# [The records]
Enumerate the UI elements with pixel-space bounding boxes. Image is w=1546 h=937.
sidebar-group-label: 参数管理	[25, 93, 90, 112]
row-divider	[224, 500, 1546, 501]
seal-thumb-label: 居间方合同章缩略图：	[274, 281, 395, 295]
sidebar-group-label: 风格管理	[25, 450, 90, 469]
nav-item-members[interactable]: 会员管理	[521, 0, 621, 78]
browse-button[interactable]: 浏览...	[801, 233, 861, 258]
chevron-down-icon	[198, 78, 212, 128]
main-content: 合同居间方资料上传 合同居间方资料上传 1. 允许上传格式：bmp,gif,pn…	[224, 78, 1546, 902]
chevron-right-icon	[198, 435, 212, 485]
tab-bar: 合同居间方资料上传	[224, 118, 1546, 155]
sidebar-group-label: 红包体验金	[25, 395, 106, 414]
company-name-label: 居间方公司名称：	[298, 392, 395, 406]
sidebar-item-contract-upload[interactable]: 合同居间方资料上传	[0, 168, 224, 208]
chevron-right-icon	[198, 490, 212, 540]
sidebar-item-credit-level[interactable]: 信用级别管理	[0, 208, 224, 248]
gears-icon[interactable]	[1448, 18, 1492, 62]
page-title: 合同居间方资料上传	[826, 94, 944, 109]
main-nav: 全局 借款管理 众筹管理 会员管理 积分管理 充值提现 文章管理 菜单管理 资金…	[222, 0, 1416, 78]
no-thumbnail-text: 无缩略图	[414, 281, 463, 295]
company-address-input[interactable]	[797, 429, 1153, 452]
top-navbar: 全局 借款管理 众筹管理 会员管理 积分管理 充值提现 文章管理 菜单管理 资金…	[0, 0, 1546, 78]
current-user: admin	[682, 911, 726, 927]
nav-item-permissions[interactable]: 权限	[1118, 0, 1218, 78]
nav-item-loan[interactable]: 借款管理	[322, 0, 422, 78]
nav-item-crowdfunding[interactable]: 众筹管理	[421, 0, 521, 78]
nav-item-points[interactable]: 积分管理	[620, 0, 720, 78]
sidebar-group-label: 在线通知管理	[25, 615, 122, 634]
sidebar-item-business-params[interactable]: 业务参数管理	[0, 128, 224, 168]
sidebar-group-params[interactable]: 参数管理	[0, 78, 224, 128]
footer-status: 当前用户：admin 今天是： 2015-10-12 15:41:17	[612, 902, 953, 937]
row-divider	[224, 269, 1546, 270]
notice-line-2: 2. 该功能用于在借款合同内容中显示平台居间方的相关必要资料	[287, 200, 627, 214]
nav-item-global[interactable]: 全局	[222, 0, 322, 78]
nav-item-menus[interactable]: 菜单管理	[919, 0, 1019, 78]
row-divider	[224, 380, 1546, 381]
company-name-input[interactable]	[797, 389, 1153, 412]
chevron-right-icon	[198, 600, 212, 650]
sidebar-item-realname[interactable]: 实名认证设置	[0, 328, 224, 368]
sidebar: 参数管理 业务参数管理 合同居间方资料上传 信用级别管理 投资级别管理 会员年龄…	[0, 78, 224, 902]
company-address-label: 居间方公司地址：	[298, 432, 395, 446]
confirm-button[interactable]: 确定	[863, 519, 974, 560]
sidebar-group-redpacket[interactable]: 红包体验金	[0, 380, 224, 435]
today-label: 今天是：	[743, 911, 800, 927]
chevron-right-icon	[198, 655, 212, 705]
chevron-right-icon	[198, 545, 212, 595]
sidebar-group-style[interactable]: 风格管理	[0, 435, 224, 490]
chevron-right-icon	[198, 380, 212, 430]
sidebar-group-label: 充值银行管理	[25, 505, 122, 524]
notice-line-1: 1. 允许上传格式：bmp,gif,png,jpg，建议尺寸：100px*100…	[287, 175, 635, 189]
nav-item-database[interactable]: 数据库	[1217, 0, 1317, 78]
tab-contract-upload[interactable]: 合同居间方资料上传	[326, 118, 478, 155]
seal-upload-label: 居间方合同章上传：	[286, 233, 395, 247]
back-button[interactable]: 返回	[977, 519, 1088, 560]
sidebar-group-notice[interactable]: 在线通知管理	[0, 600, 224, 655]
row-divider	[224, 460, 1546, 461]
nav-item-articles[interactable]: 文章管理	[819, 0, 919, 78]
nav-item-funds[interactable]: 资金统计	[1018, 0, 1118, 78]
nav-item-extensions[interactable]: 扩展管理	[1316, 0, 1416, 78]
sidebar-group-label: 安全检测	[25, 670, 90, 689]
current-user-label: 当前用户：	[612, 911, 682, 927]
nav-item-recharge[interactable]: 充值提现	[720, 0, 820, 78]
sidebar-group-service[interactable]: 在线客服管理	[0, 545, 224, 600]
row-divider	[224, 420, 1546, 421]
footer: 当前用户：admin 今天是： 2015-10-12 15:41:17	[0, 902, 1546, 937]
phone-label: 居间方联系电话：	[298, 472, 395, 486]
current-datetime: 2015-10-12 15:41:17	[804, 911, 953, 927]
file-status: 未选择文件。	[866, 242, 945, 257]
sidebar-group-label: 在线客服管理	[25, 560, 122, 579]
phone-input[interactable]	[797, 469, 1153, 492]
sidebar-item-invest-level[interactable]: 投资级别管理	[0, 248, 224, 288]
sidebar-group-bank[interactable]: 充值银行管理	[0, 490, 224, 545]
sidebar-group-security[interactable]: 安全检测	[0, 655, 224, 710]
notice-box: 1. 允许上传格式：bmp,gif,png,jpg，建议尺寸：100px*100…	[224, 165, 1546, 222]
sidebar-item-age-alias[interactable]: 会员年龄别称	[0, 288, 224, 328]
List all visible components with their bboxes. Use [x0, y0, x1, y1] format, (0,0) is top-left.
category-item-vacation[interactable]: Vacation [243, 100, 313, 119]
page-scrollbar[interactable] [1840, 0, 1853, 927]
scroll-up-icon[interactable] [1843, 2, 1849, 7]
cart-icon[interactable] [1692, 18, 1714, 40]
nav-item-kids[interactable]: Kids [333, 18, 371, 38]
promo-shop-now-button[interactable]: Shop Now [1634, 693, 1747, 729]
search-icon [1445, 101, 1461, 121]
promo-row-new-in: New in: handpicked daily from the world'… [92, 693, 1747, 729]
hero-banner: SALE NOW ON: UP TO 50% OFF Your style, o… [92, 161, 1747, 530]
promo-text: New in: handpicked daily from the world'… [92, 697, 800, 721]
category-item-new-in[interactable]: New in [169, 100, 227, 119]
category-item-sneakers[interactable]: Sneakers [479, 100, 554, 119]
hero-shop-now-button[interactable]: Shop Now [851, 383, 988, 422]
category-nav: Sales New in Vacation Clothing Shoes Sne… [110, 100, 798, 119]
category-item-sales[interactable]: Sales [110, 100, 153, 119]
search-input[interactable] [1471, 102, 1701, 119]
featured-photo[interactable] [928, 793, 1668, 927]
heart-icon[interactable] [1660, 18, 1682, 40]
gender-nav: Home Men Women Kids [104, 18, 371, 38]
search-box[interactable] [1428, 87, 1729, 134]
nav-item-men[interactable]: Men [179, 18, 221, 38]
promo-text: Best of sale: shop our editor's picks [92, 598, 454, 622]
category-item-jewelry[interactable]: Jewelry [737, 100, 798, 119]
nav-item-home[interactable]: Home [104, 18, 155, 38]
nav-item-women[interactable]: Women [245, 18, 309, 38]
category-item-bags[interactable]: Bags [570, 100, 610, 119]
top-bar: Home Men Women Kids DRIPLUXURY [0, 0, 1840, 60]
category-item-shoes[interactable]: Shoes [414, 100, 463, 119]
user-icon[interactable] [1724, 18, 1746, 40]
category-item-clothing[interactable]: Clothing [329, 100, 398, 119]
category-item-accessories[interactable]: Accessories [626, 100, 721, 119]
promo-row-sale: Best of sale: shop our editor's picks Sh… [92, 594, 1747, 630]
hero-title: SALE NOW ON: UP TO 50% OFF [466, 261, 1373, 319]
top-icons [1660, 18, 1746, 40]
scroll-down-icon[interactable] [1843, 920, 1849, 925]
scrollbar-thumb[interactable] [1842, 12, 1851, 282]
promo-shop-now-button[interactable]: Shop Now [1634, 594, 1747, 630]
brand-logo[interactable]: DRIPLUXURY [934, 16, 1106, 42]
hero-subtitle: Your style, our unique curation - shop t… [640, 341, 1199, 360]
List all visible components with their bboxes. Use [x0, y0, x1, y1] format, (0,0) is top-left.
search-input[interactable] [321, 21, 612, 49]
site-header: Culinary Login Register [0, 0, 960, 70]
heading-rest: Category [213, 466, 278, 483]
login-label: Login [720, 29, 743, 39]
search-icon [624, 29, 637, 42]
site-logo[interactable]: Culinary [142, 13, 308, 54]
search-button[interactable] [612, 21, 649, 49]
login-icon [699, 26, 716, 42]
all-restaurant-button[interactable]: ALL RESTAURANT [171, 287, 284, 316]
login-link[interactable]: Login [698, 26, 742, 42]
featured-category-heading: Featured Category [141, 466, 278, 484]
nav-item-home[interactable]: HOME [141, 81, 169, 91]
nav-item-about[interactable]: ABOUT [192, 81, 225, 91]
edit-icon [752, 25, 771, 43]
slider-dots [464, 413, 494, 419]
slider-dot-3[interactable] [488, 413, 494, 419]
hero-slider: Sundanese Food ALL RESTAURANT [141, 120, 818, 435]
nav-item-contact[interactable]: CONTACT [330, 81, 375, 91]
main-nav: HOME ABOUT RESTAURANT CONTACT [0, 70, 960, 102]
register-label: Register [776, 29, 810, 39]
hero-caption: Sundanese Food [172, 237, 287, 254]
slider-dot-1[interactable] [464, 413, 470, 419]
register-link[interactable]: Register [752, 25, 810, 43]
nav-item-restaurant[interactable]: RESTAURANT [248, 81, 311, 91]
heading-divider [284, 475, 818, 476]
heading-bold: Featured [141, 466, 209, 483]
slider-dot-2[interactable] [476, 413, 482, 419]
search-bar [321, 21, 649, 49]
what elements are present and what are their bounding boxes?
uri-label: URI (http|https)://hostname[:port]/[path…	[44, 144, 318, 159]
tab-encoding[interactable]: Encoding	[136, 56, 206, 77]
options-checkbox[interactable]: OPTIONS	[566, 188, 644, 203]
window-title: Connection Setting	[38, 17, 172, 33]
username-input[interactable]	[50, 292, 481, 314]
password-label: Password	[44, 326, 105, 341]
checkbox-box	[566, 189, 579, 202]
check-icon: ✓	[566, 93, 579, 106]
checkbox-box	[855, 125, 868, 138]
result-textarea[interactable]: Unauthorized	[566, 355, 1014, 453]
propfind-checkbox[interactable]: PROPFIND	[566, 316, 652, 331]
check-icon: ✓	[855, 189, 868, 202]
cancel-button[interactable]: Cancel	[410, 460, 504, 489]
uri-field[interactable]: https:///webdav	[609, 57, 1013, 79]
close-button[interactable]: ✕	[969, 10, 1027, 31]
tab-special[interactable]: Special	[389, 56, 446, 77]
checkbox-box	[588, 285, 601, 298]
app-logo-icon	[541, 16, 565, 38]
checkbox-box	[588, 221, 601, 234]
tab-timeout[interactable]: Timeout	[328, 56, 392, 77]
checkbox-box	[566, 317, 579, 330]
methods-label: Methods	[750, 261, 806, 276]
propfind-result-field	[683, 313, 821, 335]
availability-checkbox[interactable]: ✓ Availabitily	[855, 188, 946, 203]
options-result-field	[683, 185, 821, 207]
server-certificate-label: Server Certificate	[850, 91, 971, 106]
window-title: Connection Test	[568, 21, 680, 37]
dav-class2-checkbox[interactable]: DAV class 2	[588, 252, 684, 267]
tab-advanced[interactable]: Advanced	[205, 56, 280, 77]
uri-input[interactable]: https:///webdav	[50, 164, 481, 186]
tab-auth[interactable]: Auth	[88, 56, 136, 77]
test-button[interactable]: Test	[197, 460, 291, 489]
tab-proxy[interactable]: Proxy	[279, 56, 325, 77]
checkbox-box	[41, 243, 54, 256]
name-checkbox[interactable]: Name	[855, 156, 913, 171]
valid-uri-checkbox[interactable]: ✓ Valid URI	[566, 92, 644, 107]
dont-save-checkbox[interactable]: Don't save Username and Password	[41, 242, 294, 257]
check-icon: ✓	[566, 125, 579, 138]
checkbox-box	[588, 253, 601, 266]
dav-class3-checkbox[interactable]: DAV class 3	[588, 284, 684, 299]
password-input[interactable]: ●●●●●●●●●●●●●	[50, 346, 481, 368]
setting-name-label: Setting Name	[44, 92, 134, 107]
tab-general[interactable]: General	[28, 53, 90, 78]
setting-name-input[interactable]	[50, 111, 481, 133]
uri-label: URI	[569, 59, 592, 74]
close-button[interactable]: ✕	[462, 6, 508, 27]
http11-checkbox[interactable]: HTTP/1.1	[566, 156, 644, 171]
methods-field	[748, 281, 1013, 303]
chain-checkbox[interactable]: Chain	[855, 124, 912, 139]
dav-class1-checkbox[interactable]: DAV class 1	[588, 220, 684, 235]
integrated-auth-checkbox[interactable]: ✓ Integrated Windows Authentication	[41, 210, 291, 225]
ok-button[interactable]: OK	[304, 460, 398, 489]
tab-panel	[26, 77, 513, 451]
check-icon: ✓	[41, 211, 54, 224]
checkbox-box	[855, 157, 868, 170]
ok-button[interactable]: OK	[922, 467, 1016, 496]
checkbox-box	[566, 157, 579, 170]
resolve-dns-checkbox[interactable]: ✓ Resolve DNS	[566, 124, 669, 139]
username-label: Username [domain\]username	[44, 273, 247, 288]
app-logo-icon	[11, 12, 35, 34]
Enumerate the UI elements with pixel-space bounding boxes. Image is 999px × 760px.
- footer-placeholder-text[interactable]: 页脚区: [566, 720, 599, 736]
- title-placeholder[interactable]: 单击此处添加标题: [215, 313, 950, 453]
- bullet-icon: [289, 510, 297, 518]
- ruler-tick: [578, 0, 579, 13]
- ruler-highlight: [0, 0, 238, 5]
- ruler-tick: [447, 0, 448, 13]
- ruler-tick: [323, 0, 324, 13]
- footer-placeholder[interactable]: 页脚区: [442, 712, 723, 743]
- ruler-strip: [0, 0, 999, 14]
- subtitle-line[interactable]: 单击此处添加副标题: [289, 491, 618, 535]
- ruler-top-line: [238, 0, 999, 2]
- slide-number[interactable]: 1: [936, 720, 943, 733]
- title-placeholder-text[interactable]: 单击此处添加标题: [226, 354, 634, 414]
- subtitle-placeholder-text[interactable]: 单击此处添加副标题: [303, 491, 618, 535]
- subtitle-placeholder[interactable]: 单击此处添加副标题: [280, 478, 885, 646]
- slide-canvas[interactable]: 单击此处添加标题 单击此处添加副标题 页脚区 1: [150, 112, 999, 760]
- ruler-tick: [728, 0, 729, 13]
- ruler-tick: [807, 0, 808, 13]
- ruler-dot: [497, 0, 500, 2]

# [The request]
Copy out the rows verbatim, from the start of the rows through the line containing "435, 212, 485]", including that line.

# [Full response]
Enumerate the UI elements with pixel-space bounding boxes. Image is w=1546 h=937.
sidebar-group-label: 参数管理	[25, 93, 90, 112]
row-divider	[224, 500, 1546, 501]
seal-thumb-label: 居间方合同章缩略图：	[274, 281, 395, 295]
sidebar-group-label: 风格管理	[25, 450, 90, 469]
nav-item-members[interactable]: 会员管理	[521, 0, 621, 78]
browse-button[interactable]: 浏览...	[801, 233, 861, 258]
chevron-down-icon	[198, 78, 212, 128]
main-content: 合同居间方资料上传 合同居间方资料上传 1. 允许上传格式：bmp,gif,pn…	[224, 78, 1546, 902]
chevron-right-icon	[198, 435, 212, 485]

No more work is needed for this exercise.